Objective:
All entries below need to be written out exactly, but without their pictures.

Exercise data:
● ● ● ● ● ● ●

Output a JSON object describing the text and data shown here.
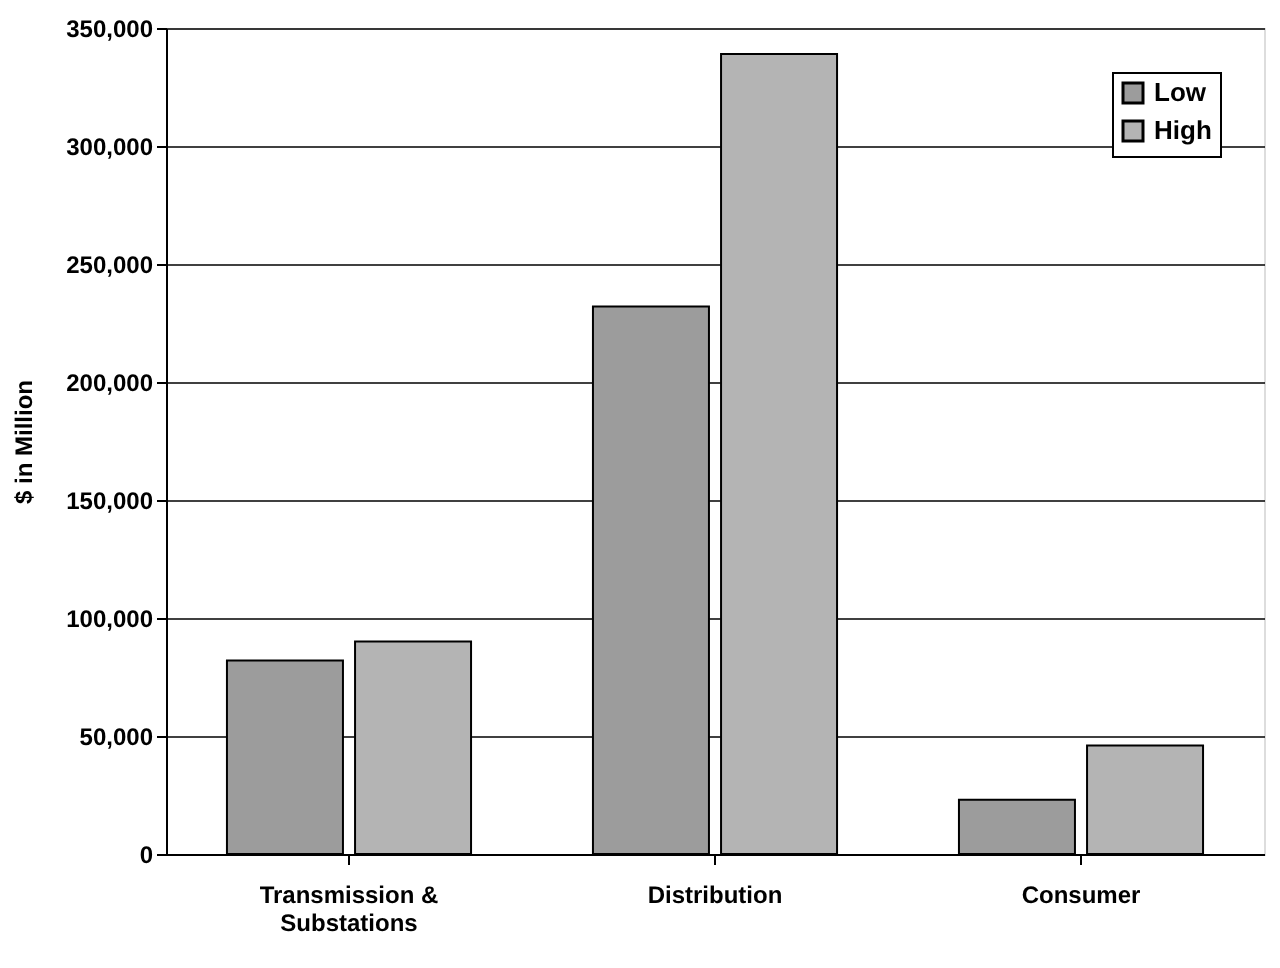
{
  "chart_data": {
    "type": "bar",
    "ylabel": "$ in Million",
    "categories": [
      "Transmission & Substations",
      "Distribution",
      "Consumer"
    ],
    "series": [
      {
        "name": "Low",
        "color": "#9c9c9c",
        "values": [
          82000,
          232000,
          23000
        ]
      },
      {
        "name": "High",
        "color": "#b4b4b4",
        "values": [
          90000,
          339000,
          46000
        ]
      }
    ],
    "ylim": [
      0,
      350000
    ],
    "yticks": [
      0,
      {
        "value": 50000,
        "label": "50,000"
      },
      {
        "value": 100000,
        "label": "100,000"
      },
      {
        "value": 150000,
        "label": "150,000"
      },
      {
        "value": 200000,
        "label": "200,000"
      },
      {
        "value": 250000,
        "label": "250,000"
      },
      {
        "value": 300000,
        "label": "300,000"
      },
      {
        "value": 350000,
        "label": "350,000"
      }
    ],
    "grid": "y",
    "legend": "top right"
  }
}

● ● ● ● ● ● ●

Answer to this exercise:
Output a JSON object describing the text and data shown here.
{
  "chart_data": {
    "type": "bar",
    "ylabel": "$ in Million",
    "categories": [
      "Transmission & Substations",
      "Distribution",
      "Consumer"
    ],
    "series": [
      {
        "name": "Low",
        "color": "#9c9c9c",
        "values": [
          82000,
          232000,
          23000
        ]
      },
      {
        "name": "High",
        "color": "#b4b4b4",
        "values": [
          90000,
          339000,
          46000
        ]
      }
    ],
    "ylim": [
      0,
      350000
    ],
    "yticks": [
      0,
      {
        "value": 50000,
        "label": "50,000"
      },
      {
        "value": 100000,
        "label": "100,000"
      },
      {
        "value": 150000,
        "label": "150,000"
      },
      {
        "value": 200000,
        "label": "200,000"
      },
      {
        "value": 250000,
        "label": "250,000"
      },
      {
        "value": 300000,
        "label": "300,000"
      },
      {
        "value": 350000,
        "label": "350,000"
      }
    ],
    "grid": "y",
    "legend": "top right"
  }
}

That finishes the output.